> [WHAT IS NEEDED]: Copy each line below without leaving any out.

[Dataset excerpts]
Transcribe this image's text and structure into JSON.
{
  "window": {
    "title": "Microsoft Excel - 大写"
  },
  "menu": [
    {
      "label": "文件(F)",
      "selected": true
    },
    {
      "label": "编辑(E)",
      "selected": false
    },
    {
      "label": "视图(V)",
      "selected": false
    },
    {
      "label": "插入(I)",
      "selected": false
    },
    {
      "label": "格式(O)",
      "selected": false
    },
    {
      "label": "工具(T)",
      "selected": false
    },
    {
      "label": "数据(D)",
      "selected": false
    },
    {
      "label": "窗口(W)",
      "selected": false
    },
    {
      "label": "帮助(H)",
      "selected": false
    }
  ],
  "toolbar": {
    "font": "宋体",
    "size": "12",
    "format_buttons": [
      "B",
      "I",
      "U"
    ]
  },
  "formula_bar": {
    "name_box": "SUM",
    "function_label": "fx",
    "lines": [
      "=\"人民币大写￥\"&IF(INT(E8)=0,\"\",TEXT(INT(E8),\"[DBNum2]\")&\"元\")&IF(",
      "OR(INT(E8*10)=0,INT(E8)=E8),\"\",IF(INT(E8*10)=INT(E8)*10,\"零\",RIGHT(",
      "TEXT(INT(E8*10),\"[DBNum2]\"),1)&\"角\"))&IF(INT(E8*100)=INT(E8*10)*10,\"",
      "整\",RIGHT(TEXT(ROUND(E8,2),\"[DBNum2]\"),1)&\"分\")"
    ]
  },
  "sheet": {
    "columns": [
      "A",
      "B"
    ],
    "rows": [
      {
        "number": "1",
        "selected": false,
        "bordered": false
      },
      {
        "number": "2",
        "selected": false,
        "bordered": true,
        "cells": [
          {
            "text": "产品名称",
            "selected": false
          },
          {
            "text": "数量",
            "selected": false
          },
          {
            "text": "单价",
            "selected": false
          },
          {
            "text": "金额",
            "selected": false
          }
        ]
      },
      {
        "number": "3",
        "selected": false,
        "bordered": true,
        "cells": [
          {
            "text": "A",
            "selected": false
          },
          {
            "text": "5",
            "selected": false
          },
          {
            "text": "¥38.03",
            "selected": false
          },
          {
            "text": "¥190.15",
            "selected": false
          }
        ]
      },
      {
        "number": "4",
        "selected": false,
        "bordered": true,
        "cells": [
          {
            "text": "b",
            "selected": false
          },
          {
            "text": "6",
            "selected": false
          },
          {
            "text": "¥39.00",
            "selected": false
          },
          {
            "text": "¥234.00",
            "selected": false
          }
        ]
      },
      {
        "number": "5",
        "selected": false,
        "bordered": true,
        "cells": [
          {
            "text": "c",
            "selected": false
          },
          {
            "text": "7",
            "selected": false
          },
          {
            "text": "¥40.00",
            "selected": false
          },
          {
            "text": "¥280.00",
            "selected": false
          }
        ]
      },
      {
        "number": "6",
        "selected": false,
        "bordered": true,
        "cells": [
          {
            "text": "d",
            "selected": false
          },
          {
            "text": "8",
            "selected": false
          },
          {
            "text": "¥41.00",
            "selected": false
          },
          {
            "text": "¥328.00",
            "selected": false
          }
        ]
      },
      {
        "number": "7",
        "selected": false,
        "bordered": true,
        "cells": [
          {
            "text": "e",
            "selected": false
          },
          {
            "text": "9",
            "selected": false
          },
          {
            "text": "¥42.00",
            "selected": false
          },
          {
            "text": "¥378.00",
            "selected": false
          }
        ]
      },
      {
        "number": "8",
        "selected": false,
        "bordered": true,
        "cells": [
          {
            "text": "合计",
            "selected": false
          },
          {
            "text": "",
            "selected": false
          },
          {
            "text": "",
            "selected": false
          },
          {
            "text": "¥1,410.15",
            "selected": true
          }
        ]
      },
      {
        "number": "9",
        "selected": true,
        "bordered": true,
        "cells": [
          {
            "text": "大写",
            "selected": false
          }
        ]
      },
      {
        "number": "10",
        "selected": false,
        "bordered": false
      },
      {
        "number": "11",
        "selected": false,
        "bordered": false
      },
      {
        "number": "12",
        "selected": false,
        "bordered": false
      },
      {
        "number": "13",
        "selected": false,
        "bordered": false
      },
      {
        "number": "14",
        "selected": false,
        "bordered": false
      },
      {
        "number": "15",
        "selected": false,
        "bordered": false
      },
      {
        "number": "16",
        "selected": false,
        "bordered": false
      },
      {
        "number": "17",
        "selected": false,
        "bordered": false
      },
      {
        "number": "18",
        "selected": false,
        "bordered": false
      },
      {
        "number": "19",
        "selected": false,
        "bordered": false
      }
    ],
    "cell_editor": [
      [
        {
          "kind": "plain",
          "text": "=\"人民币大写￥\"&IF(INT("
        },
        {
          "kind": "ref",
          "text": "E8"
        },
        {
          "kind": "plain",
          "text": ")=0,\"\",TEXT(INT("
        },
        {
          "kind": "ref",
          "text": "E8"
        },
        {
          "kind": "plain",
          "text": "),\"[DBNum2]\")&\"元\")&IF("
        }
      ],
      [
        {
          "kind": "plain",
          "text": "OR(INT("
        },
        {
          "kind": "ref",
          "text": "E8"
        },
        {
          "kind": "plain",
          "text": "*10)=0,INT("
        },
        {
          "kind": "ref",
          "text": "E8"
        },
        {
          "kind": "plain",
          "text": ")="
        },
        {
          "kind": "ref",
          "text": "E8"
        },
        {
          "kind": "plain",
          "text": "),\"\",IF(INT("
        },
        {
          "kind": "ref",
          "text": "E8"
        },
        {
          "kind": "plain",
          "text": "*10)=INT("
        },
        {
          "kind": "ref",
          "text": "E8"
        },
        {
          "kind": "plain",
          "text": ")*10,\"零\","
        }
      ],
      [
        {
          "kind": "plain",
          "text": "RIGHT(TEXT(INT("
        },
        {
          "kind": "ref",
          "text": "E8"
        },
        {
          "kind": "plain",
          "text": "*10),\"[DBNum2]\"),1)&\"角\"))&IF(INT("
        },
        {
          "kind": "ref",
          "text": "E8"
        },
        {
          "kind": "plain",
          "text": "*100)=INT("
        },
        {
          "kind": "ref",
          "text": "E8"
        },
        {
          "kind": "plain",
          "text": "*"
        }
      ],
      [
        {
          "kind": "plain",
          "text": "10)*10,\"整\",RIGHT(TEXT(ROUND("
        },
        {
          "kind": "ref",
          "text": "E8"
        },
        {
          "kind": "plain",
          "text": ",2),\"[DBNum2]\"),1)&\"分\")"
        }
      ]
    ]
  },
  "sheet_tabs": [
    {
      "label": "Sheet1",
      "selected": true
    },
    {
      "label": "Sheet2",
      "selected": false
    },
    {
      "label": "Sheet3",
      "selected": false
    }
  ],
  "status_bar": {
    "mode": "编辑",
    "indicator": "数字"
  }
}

> [PROBLEM SOLUTION]:
Transcribe this image's text and structure into JSON.
{
  "window": {
    "title": "Microsoft Excel - 大写"
  },
  "menu": [
    {
      "label": "文件(F)",
      "selected": true
    },
    {
      "label": "编辑(E)",
      "selected": false
    },
    {
      "label": "视图(V)",
      "selected": false
    },
    {
      "label": "插入(I)",
      "selected": false
    },
    {
      "label": "格式(O)",
      "selected": false
    },
    {
      "label": "工具(T)",
      "selected": false
    },
    {
      "label": "数据(D)",
      "selected": false
    },
    {
      "label": "窗口(W)",
      "selected": false
    },
    {
      "label": "帮助(H)",
      "selected": false
    }
  ],
  "toolbar": {
    "font": "宋体",
    "size": "12",
    "format_buttons": [
      "B",
      "I",
      "U"
    ]
  },
  "formula_bar": {
    "name_box": "SUM",
    "function_label": "fx",
    "lines": [
      "=\"人民币大写￥\"&IF(INT(E8)=0,\"\",TEXT(INT(E8),\"[DBNum2]\")&\"元\")&IF(",
      "OR(INT(E8*10)=0,INT(E8)=E8),\"\",IF(INT(E8*10)=INT(E8)*10,\"零\",RIGHT(",
      "TEXT(INT(E8*10),\"[DBNum2]\"),1)&\"角\"))&IF(INT(E8*100)=INT(E8*10)*10,\"",
      "整\",RIGHT(TEXT(ROUND(E8,2),\"[DBNum2]\"),1)&\"分\")"
    ]
  },
  "sheet": {
    "columns": [
      "A",
      "B"
    ],
    "rows": [
      {
        "number": "1",
        "selected": false,
        "bordered": false
      },
      {
        "number": "2",
        "selected": false,
        "bordered": true,
        "cells": [
          {
            "text": "产品名称",
            "selected": false
          },
          {
            "text": "数量",
            "selected": false
          },
          {
            "text": "单价",
            "selected": false
          },
          {
            "text": "金额",
            "selected": false
          }
        ]
      },
      {
        "number": "3",
        "selected": false,
        "bordered": true,
        "cells": [
          {
            "text": "A",
            "selected": false
          },
          {
            "text": "5",
            "selected": false
          },
          {
            "text": "¥38.03",
            "selected": false
          },
          {
            "text": "¥190.15",
            "selected": false
          }
        ]
      },
      {
        "number": "4",
        "selected": false,
        "bordered": true,
        "cells": [
          {
            "text": "b",
            "selected": false
          },
          {
            "text": "6",
            "selected": false
          },
          {
            "text": "¥39.00",
            "selected": false
          },
          {
            "text": "¥234.00",
            "selected": false
          }
        ]
      },
      {
        "number": "5",
        "selected": false,
        "bordered": true,
        "cells": [
          {
            "text": "c",
            "selected": false
          },
          {
            "text": "7",
            "selected": false
          },
          {
            "text": "¥40.00",
            "selected": false
          },
          {
            "text": "¥280.00",
            "selected": false
          }
        ]
      },
      {
        "number": "6",
        "selected": false,
        "bordered": true,
        "cells": [
          {
            "text": "d",
            "selected": false
          },
          {
            "text": "8",
            "selected": false
          },
          {
            "text": "¥41.00",
            "selected": false
          },
          {
            "text": "¥328.00",
            "selected": false
          }
        ]
      },
      {
        "number": "7",
        "selected": false,
        "bordered": true,
        "cells": [
          {
            "text": "e",
            "selected": false
          },
          {
            "text": "9",
            "selected": false
          },
          {
            "text": "¥42.00",
            "selected": false
          },
          {
            "text": "¥378.00",
            "selected": false
          }
        ]
      },
      {
        "number": "8",
        "selected": false,
        "bordered": true,
        "cells": [
          {
            "text": "合计",
            "selected": false
          },
          {
            "text": "",
            "selected": false
          },
          {
            "text": "",
            "selected": false
          },
          {
            "text": "¥1,410.15",
            "selected": true
          }
        ]
      },
      {
        "number": "9",
        "selected": true,
        "bordered": true,
        "cells": [
          {
            "text": "大写",
            "selected": false
          }
        ]
      },
      {
        "number": "10",
        "selected": false,
        "bordered": false
      },
      {
        "number": "11",
        "selected": false,
        "bordered": false
      },
      {
        "number": "12",
        "selected": false,
        "bordered": false
      },
      {
        "number": "13",
        "selected": false,
        "bordered": false
      },
      {
        "number": "14",
        "selected": false,
        "bordered": false
      },
      {
        "number": "15",
        "selected": false,
        "bordered": false
      },
      {
        "number": "16",
        "selected": false,
        "bordered": false
      },
      {
        "number": "17",
        "selected": false,
        "bordered": false
      },
      {
        "number": "18",
        "selected": false,
        "bordered": false
      },
      {
        "number": "19",
        "selected": false,
        "bordered": false
      }
    ],
    "cell_editor": [
      [
        {
          "kind": "plain",
          "text": "=\"人民币大写￥\"&IF(INT("
        },
        {
          "kind": "ref",
          "text": "E8"
        },
        {
          "kind": "plain",
          "text": ")=0,\"\",TEXT(INT("
        },
        {
          "kind": "ref",
          "text": "E8"
        },
        {
          "kind": "plain",
          "text": "),\"[DBNum2]\")&\"元\")&IF("
        }
      ],
      [
        {
          "kind": "plain",
          "text": "OR(INT("
        },
        {
          "kind": "ref",
          "text": "E8"
        },
        {
          "kind": "plain",
          "text": "*10)=0,INT("
        },
        {
          "kind": "ref",
          "text": "E8"
        },
        {
          "kind": "plain",
          "text": ")="
        },
        {
          "kind": "ref",
          "text": "E8"
        },
        {
          "kind": "plain",
          "text": "),\"\",IF(INT("
        },
        {
          "kind": "ref",
          "text": "E8"
        },
        {
          "kind": "plain",
          "text": "*10)=INT("
        },
        {
          "kind": "ref",
          "text": "E8"
        },
        {
          "kind": "plain",
          "text": ")*10,\"零\","
        }
      ],
      [
        {
          "kind": "plain",
          "text": "RIGHT(TEXT(INT("
        },
        {
          "kind": "ref",
          "text": "E8"
        },
        {
          "kind": "plain",
          "text": "*10),\"[DBNum2]\"),1)&\"角\"))&IF(INT("
        },
        {
          "kind": "ref",
          "text": "E8"
        },
        {
          "kind": "plain",
          "text": "*100)=INT("
        },
        {
          "kind": "ref",
          "text": "E8"
        },
        {
          "kind": "plain",
          "text": "*"
        }
      ],
      [
        {
          "kind": "plain",
          "text": "10)*10,\"整\",RIGHT(TEXT(ROUND("
        },
        {
          "kind": "ref",
          "text": "E8"
        },
        {
          "kind": "plain",
          "text": ",2),\"[DBNum2]\"),1)&\"分\")"
        }
      ]
    ]
  },
  "sheet_tabs": [
    {
      "label": "Sheet1",
      "selected": true
    },
    {
      "label": "Sheet2",
      "selected": false
    },
    {
      "label": "Sheet3",
      "selected": false
    }
  ],
  "status_bar": {
    "mode": "编辑",
    "indicator": "数字"
  }
}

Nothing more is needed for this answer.